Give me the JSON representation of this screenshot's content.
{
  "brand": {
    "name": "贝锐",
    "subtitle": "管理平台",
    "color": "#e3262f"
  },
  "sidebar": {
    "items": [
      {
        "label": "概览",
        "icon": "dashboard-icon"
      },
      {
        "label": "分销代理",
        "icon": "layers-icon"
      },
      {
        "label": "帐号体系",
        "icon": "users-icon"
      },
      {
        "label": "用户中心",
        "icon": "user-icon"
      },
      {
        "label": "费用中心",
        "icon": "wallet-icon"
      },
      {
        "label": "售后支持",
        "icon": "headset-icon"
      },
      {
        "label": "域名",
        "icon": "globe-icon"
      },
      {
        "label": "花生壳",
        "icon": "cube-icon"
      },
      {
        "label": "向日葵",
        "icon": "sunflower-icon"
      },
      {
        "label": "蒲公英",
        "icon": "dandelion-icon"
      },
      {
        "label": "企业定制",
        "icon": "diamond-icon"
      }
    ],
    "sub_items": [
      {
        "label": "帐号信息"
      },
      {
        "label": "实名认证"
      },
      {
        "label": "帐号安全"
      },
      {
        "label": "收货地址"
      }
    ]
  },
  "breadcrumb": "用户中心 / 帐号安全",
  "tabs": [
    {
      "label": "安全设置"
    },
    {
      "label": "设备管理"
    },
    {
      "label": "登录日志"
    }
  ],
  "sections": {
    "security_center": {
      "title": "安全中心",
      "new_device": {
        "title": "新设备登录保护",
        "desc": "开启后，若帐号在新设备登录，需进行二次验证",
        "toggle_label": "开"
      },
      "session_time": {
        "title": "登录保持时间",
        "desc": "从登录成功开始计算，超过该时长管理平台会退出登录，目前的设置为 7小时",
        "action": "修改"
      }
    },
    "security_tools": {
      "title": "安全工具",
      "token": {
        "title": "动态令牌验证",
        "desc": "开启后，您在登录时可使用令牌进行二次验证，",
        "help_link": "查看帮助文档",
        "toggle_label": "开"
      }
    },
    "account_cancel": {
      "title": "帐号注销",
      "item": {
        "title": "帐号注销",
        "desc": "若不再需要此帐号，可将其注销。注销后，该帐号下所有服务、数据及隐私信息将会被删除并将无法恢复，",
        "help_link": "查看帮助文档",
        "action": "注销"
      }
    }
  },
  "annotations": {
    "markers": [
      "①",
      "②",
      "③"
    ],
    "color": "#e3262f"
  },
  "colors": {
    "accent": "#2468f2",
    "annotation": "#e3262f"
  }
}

· · · ·

### EXERCISE PROMPT
Every line above that contains the word "desc" should be reported.

### TASK OUTPUT
        "desc": "开启后，若帐号在新设备登录，需进行二次验证",
        "desc": "从登录成功开始计算，超过该时长管理平台会退出登录，目前的设置为 7小时",
        "desc": "开启后，您在登录时可使用令牌进行二次验证，",
        "desc": "若不再需要此帐号，可将其注销。注销后，该帐号下所有服务、数据及隐私信息将会被删除并将无法恢复，",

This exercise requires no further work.